### Given data:
********************
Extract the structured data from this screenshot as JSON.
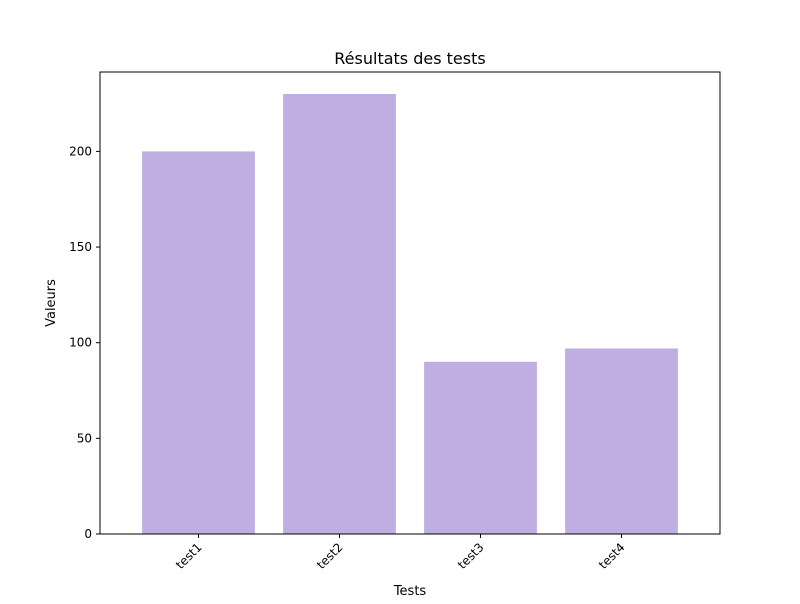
{
  "chart_data": {
    "type": "bar",
    "title": "Résultats des tests",
    "xlabel": "Tests",
    "ylabel": "Valeurs",
    "categories": [
      "test1",
      "test2",
      "test3",
      "test4"
    ],
    "values": [
      200,
      230,
      90,
      97
    ],
    "ylim": [
      0,
      241.5
    ],
    "yticks": [
      0,
      50,
      100,
      150,
      200
    ],
    "grid": false,
    "bar_color": "#c0aee2",
    "x_tick_rotation_deg": 45
  }
}
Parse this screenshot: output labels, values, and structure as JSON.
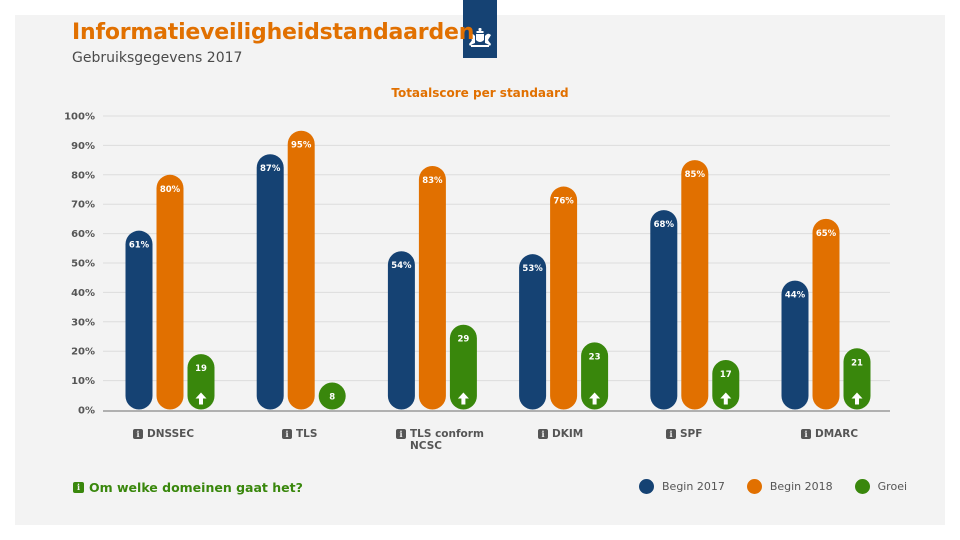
********************
### Written task:
Your task is an exact transcription of all the data, minus the pictures.

### Solution:
Extract the structured data from this screenshot as JSON.
{
  "chart_data": {
    "type": "bar",
    "title": "Résultats des tests",
    "xlabel": "Tests",
    "ylabel": "Valeurs",
    "categories": [
      "test1",
      "test2",
      "test3",
      "test4"
    ],
    "values": [
      200,
      230,
      90,
      97
    ],
    "ylim": [
      0,
      241.5
    ],
    "yticks": [
      0,
      50,
      100,
      150,
      200
    ],
    "grid": false,
    "bar_color": "#c0aee2",
    "x_tick_rotation_deg": 45
  }
}
Parse this screenshot: output labels, values, and structure as JSON.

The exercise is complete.